====== The input ======

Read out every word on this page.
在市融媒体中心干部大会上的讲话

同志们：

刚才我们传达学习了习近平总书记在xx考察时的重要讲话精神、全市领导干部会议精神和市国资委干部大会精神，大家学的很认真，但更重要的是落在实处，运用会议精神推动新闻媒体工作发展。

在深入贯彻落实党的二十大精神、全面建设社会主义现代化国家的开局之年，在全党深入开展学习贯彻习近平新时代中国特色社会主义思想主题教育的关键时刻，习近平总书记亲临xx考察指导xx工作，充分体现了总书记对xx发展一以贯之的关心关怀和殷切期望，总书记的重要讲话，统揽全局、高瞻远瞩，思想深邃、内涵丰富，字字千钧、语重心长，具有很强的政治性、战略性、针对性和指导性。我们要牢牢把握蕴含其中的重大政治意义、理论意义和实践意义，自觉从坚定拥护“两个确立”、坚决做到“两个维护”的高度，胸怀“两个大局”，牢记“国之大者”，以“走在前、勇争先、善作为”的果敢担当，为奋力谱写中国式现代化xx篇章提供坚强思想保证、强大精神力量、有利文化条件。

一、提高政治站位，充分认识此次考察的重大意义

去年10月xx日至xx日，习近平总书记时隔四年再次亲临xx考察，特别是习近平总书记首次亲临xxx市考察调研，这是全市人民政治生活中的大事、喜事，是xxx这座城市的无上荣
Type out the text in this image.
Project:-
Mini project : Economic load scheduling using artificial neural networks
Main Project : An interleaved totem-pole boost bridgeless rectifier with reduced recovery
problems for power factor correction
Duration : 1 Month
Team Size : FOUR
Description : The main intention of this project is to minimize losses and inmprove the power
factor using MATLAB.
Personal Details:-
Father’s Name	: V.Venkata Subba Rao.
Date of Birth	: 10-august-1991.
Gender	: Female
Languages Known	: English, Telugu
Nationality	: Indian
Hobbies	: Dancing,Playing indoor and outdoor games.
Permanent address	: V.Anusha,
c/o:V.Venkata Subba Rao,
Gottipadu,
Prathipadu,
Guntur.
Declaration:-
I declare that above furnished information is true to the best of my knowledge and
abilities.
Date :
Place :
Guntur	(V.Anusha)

======

Print the entries exactly. Include every one.

Read out every word on this page.
在市融媒体中心干部大会上的讲话

同志们：

刚才我们传达学习了习近平总书记在xx考察时的重要讲话精神、全市领导干部会议精神和市国资委干部大会精神，大家学的很认真，但更重要的是落在实处，运用会议精神推动新闻媒体工作发展。

在深入贯彻落实党的二十大精神、全面建设社会主义现代化国家的开局之年，在全党深入开展学习贯彻习近平新时代中国特色社会主义思想主题教育的关键时刻，习近平总书记亲临xx考察指导xx工作，充分体现了总书记对xx发展一以贯之的关心关怀和殷切期望，总书记的重要讲话，统揽全局、高瞻远瞩，思想深邃、内涵丰富，字字千钧、语重心长，具有很强的政治性、战略性、针对性和指导性。我们要牢牢把握蕴含其中的重大政治意义、理论意义和实践意义，自觉从坚定拥护“两个确立”、坚决做到“两个维护”的高度，胸怀“两个大局”，牢记“国之大者”，以“走在前、勇争先、善作为”的果敢担当，为奋力谱写中国式现代化xx篇章提供坚强思想保证、强大精神力量、有利文化条件。

一、提高政治站位，充分认识此次考察的重大意义

去年10月xx日至xx日，习近平总书记时隔四年再次亲临xx考察，特别是习近平总书记首次亲临xxx市考察调研，这是全市人民政治生活中的大事、喜事，是xxx这座城市的无上荣
Type out the text in this image.
Project:-
Mini project : Economic load scheduling using artificial neural networks
Main Project : An interleaved totem-pole boost bridgeless rectifier with reduced recovery
problems for power factor correction
Duration : 1 Month
Team Size : FOUR
Description : The main intention of this project is to minimize losses and inmprove the power
factor using MATLAB.
Personal Details:-
Father’s Name	: V.Venkata Subba Rao.
Date of Birth	: 10-august-1991.
Gender	: Female
Languages Known	: English, Telugu
Nationality	: Indian
Hobbies	: Dancing,Playing indoor and outdoor games.
Permanent address	: V.Anusha,
c/o:V.Venkata Subba Rao,
Gottipadu,
Prathipadu,
Guntur.
Declaration:-
I declare that above furnished information is true to the best of my knowledge and
abilities.
Date :
Place :
Guntur	(V.Anusha)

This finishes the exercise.